==== Data provided
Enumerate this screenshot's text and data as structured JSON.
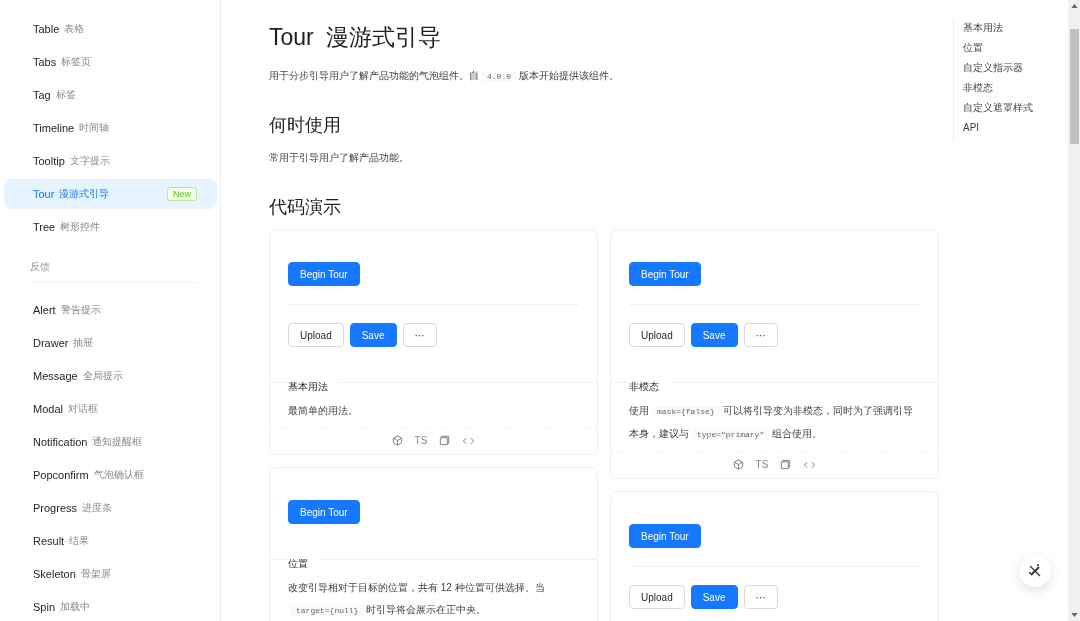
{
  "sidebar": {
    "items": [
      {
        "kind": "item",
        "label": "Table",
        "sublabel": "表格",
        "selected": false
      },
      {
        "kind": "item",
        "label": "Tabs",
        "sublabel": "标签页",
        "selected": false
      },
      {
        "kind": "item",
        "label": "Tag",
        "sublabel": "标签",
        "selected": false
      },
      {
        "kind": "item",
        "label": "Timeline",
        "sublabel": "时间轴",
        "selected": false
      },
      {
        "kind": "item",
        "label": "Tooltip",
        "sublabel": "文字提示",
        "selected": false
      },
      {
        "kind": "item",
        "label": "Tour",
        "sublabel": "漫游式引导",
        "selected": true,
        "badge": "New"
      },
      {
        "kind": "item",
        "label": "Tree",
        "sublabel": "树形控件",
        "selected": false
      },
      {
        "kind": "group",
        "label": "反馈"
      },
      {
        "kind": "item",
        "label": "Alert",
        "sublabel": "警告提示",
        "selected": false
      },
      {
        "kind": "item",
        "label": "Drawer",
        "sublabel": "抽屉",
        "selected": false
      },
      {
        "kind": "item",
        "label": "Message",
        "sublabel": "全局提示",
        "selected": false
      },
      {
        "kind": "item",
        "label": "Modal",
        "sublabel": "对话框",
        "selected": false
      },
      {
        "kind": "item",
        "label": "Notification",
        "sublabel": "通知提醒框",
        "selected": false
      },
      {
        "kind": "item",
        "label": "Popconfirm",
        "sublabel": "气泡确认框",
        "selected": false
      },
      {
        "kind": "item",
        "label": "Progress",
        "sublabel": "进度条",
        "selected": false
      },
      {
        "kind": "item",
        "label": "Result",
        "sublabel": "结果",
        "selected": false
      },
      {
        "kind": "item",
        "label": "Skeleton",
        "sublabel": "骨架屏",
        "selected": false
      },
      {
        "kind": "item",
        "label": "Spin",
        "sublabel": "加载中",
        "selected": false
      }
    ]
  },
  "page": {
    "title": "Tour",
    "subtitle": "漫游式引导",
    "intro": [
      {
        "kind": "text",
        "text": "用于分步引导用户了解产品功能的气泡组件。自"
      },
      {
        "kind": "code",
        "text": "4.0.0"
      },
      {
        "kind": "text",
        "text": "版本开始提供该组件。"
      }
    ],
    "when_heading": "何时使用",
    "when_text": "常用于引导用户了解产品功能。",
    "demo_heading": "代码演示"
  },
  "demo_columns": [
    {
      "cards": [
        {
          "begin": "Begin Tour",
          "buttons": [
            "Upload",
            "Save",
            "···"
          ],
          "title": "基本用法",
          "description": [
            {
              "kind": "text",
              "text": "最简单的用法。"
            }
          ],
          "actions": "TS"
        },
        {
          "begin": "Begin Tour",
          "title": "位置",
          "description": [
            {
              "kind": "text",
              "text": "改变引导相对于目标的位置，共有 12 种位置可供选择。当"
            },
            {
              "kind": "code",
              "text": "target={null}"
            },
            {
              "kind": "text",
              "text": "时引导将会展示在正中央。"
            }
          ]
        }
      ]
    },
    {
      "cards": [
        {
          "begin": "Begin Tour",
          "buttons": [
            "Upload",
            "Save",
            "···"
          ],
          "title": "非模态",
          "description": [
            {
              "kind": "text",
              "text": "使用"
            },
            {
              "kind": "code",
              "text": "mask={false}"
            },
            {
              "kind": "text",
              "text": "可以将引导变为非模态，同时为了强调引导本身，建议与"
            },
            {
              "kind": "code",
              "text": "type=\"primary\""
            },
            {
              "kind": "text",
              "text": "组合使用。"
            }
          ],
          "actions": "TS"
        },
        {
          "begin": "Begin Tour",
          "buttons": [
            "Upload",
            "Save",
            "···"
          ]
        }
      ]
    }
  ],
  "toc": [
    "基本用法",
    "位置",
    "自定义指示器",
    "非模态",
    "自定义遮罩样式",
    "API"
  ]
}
========
* Exercise requirements:
Print out every entry above without changing a word, and leave out the pictures.

* Expected answer:
Enumerate this screenshot's text and data as structured JSON.
{
  "sidebar": {
    "items": [
      {
        "kind": "item",
        "label": "Table",
        "sublabel": "表格",
        "selected": false
      },
      {
        "kind": "item",
        "label": "Tabs",
        "sublabel": "标签页",
        "selected": false
      },
      {
        "kind": "item",
        "label": "Tag",
        "sublabel": "标签",
        "selected": false
      },
      {
        "kind": "item",
        "label": "Timeline",
        "sublabel": "时间轴",
        "selected": false
      },
      {
        "kind": "item",
        "label": "Tooltip",
        "sublabel": "文字提示",
        "selected": false
      },
      {
        "kind": "item",
        "label": "Tour",
        "sublabel": "漫游式引导",
        "selected": true,
        "badge": "New"
      },
      {
        "kind": "item",
        "label": "Tree",
        "sublabel": "树形控件",
        "selected": false
      },
      {
        "kind": "group",
        "label": "反馈"
      },
      {
        "kind": "item",
        "label": "Alert",
        "sublabel": "警告提示",
        "selected": false
      },
      {
        "kind": "item",
        "label": "Drawer",
        "sublabel": "抽屉",
        "selected": false
      },
      {
        "kind": "item",
        "label": "Message",
        "sublabel": "全局提示",
        "selected": false
      },
      {
        "kind": "item",
        "label": "Modal",
        "sublabel": "对话框",
        "selected": false
      },
      {
        "kind": "item",
        "label": "Notification",
        "sublabel": "通知提醒框",
        "selected": false
      },
      {
        "kind": "item",
        "label": "Popconfirm",
        "sublabel": "气泡确认框",
        "selected": false
      },
      {
        "kind": "item",
        "label": "Progress",
        "sublabel": "进度条",
        "selected": false
      },
      {
        "kind": "item",
        "label": "Result",
        "sublabel": "结果",
        "selected": false
      },
      {
        "kind": "item",
        "label": "Skeleton",
        "sublabel": "骨架屏",
        "selected": false
      },
      {
        "kind": "item",
        "label": "Spin",
        "sublabel": "加载中",
        "selected": false
      }
    ]
  },
  "page": {
    "title": "Tour",
    "subtitle": "漫游式引导",
    "intro": [
      {
        "kind": "text",
        "text": "用于分步引导用户了解产品功能的气泡组件。自"
      },
      {
        "kind": "code",
        "text": "4.0.0"
      },
      {
        "kind": "text",
        "text": "版本开始提供该组件。"
      }
    ],
    "when_heading": "何时使用",
    "when_text": "常用于引导用户了解产品功能。",
    "demo_heading": "代码演示"
  },
  "demo_columns": [
    {
      "cards": [
        {
          "begin": "Begin Tour",
          "buttons": [
            "Upload",
            "Save",
            "···"
          ],
          "title": "基本用法",
          "description": [
            {
              "kind": "text",
              "text": "最简单的用法。"
            }
          ],
          "actions": "TS"
        },
        {
          "begin": "Begin Tour",
          "title": "位置",
          "description": [
            {
              "kind": "text",
              "text": "改变引导相对于目标的位置，共有 12 种位置可供选择。当"
            },
            {
              "kind": "code",
              "text": "target={null}"
            },
            {
              "kind": "text",
              "text": "时引导将会展示在正中央。"
            }
          ]
        }
      ]
    },
    {
      "cards": [
        {
          "begin": "Begin Tour",
          "buttons": [
            "Upload",
            "Save",
            "···"
          ],
          "title": "非模态",
          "description": [
            {
              "kind": "text",
              "text": "使用"
            },
            {
              "kind": "code",
              "text": "mask={false}"
            },
            {
              "kind": "text",
              "text": "可以将引导变为非模态，同时为了强调引导本身，建议与"
            },
            {
              "kind": "code",
              "text": "type=\"primary\""
            },
            {
              "kind": "text",
              "text": "组合使用。"
            }
          ],
          "actions": "TS"
        },
        {
          "begin": "Begin Tour",
          "buttons": [
            "Upload",
            "Save",
            "···"
          ]
        }
      ]
    }
  ],
  "toc": [
    "基本用法",
    "位置",
    "自定义指示器",
    "非模态",
    "自定义遮罩样式",
    "API"
  ]
}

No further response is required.